* [Provided records]:
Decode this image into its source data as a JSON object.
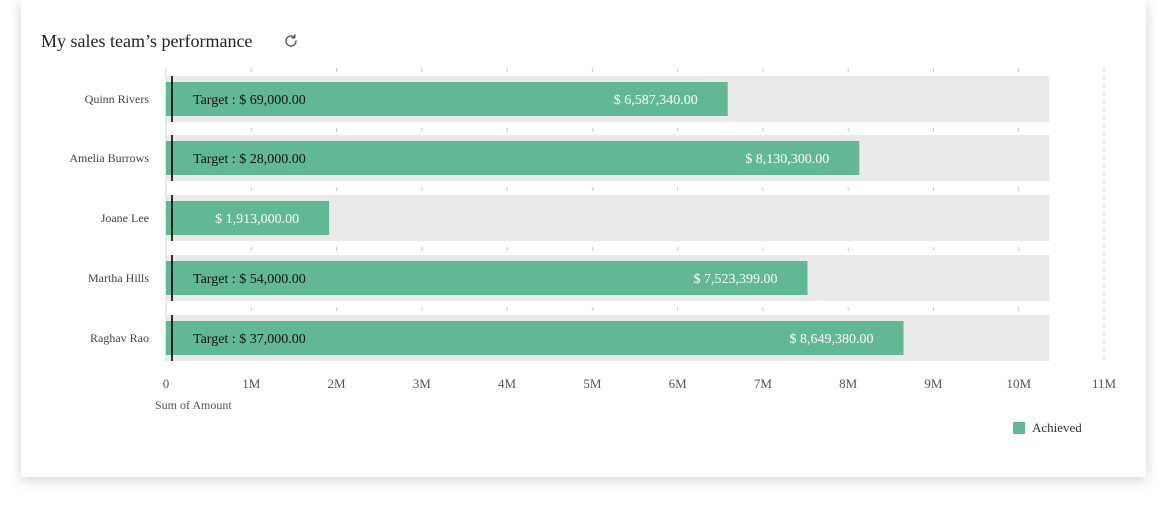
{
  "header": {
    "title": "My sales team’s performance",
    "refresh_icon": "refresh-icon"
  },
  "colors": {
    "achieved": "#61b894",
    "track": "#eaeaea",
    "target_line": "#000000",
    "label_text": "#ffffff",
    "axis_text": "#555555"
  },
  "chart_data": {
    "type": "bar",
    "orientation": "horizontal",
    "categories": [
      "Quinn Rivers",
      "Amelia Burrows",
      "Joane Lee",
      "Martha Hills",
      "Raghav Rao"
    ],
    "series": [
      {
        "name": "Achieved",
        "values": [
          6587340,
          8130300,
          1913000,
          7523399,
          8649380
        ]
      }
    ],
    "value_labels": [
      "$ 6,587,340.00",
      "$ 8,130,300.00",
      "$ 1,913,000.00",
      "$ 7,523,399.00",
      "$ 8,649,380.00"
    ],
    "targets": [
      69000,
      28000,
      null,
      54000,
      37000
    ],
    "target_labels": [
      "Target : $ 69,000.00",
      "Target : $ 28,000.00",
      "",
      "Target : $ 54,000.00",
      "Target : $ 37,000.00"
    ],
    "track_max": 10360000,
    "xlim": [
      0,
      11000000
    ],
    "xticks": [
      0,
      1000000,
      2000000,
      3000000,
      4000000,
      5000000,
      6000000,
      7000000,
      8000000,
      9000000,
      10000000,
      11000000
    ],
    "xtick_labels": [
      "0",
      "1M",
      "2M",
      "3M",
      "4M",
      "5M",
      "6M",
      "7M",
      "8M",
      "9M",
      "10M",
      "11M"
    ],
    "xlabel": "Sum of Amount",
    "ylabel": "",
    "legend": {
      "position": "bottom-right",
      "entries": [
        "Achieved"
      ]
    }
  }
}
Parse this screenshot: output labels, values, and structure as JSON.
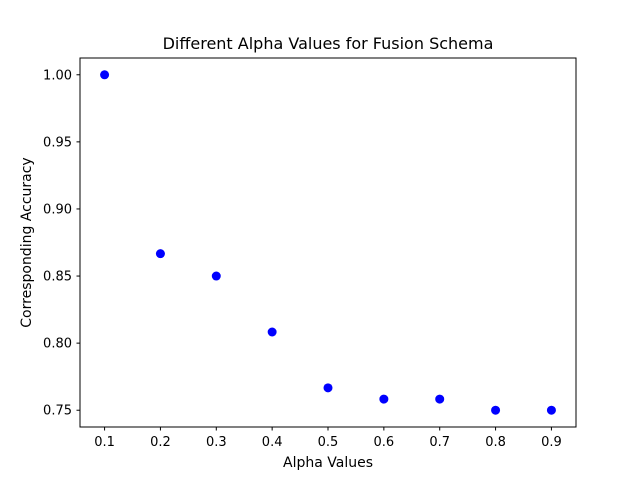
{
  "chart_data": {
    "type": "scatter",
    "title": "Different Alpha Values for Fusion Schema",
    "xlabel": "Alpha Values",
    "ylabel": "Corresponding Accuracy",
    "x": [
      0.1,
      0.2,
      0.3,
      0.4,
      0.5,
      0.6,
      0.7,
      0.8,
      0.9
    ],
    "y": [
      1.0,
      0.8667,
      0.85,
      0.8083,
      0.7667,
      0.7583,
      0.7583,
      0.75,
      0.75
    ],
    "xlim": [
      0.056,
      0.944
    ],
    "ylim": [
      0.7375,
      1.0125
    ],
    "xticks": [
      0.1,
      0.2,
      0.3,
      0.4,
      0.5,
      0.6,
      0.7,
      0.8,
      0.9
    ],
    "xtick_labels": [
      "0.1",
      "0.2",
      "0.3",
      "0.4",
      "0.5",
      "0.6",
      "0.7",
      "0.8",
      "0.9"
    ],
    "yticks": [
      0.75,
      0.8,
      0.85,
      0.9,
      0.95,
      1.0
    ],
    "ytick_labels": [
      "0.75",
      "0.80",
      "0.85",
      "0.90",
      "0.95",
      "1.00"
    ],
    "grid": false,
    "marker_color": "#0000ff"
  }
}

* [The task]: Pictures aside, set down the lines from the one containing "Parse this screenshot: output" through the end of the records above, exactly and only those.

* [The answer]:
Parse this screenshot: output labels, values, and structure as JSON.
{
  "chart_data": {
    "type": "scatter",
    "title": "Different Alpha Values for Fusion Schema",
    "xlabel": "Alpha Values",
    "ylabel": "Corresponding Accuracy",
    "x": [
      0.1,
      0.2,
      0.3,
      0.4,
      0.5,
      0.6,
      0.7,
      0.8,
      0.9
    ],
    "y": [
      1.0,
      0.8667,
      0.85,
      0.8083,
      0.7667,
      0.7583,
      0.7583,
      0.75,
      0.75
    ],
    "xlim": [
      0.056,
      0.944
    ],
    "ylim": [
      0.7375,
      1.0125
    ],
    "xticks": [
      0.1,
      0.2,
      0.3,
      0.4,
      0.5,
      0.6,
      0.7,
      0.8,
      0.9
    ],
    "xtick_labels": [
      "0.1",
      "0.2",
      "0.3",
      "0.4",
      "0.5",
      "0.6",
      "0.7",
      "0.8",
      "0.9"
    ],
    "yticks": [
      0.75,
      0.8,
      0.85,
      0.9,
      0.95,
      1.0
    ],
    "ytick_labels": [
      "0.75",
      "0.80",
      "0.85",
      "0.90",
      "0.95",
      "1.00"
    ],
    "grid": false,
    "marker_color": "#0000ff"
  }
}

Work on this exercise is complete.